● **Records from a data collection**:
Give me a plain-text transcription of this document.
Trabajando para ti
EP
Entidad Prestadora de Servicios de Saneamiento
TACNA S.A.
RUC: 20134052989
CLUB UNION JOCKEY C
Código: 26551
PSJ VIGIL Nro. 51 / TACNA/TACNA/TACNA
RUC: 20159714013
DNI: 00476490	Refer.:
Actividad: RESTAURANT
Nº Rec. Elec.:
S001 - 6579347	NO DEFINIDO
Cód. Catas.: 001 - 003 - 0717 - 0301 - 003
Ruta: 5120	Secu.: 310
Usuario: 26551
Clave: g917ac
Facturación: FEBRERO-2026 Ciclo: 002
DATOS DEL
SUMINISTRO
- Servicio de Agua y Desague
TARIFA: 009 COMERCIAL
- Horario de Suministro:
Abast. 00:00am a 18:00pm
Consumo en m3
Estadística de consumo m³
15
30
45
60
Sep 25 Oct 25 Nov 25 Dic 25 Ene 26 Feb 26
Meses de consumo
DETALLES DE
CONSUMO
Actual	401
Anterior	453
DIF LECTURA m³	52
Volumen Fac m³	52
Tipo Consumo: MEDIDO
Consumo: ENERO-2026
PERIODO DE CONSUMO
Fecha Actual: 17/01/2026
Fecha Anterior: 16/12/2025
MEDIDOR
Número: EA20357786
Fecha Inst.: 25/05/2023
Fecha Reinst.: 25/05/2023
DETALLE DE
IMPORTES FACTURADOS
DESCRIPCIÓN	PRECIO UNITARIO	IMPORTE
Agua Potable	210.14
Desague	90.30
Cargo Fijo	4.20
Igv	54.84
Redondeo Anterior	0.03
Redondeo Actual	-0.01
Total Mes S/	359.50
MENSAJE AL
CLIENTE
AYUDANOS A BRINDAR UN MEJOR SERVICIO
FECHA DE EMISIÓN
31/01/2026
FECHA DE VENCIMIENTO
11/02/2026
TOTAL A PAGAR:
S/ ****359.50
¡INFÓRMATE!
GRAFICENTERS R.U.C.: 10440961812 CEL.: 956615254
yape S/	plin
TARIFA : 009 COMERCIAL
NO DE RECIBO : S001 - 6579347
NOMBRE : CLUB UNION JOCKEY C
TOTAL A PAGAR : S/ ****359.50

● **Problem description**:
Return the listing above in its exact form.

● **Exercise output**:
Give me a plain-text transcription of this document.
Trabajando para ti
EP
Entidad Prestadora de Servicios de Saneamiento
TACNA S.A.
RUC: 20134052989
CLUB UNION JOCKEY C
Código: 26551
PSJ VIGIL Nro. 51 / TACNA/TACNA/TACNA
RUC: 20159714013
DNI: 00476490	Refer.:
Actividad: RESTAURANT
Nº Rec. Elec.:
S001 - 6579347	NO DEFINIDO
Cód. Catas.: 001 - 003 - 0717 - 0301 - 003
Ruta: 5120	Secu.: 310
Usuario: 26551
Clave: g917ac
Facturación: FEBRERO-2026 Ciclo: 002
DATOS DEL
SUMINISTRO
- Servicio de Agua y Desague
TARIFA: 009 COMERCIAL
- Horario de Suministro:
Abast. 00:00am a 18:00pm
Consumo en m3
Estadística de consumo m³
15
30
45
60
Sep 25 Oct 25 Nov 25 Dic 25 Ene 26 Feb 26
Meses de consumo
DETALLES DE
CONSUMO
Actual	401
Anterior	453
DIF LECTURA m³	52
Volumen Fac m³	52
Tipo Consumo: MEDIDO
Consumo: ENERO-2026
PERIODO DE CONSUMO
Fecha Actual: 17/01/2026
Fecha Anterior: 16/12/2025
MEDIDOR
Número: EA20357786
Fecha Inst.: 25/05/2023
Fecha Reinst.: 25/05/2023
DETALLE DE
IMPORTES FACTURADOS
DESCRIPCIÓN	PRECIO UNITARIO	IMPORTE
Agua Potable	210.14
Desague	90.30
Cargo Fijo	4.20
Igv	54.84
Redondeo Anterior	0.03
Redondeo Actual	-0.01
Total Mes S/	359.50
MENSAJE AL
CLIENTE
AYUDANOS A BRINDAR UN MEJOR SERVICIO
FECHA DE EMISIÓN
31/01/2026
FECHA DE VENCIMIENTO
11/02/2026
TOTAL A PAGAR:
S/ ****359.50
¡INFÓRMATE!
GRAFICENTERS R.U.C.: 10440961812 CEL.: 956615254
yape S/	plin
TARIFA : 009 COMERCIAL
NO DE RECIBO : S001 - 6579347
NOMBRE : CLUB UNION JOCKEY C
TOTAL A PAGAR : S/ ****359.50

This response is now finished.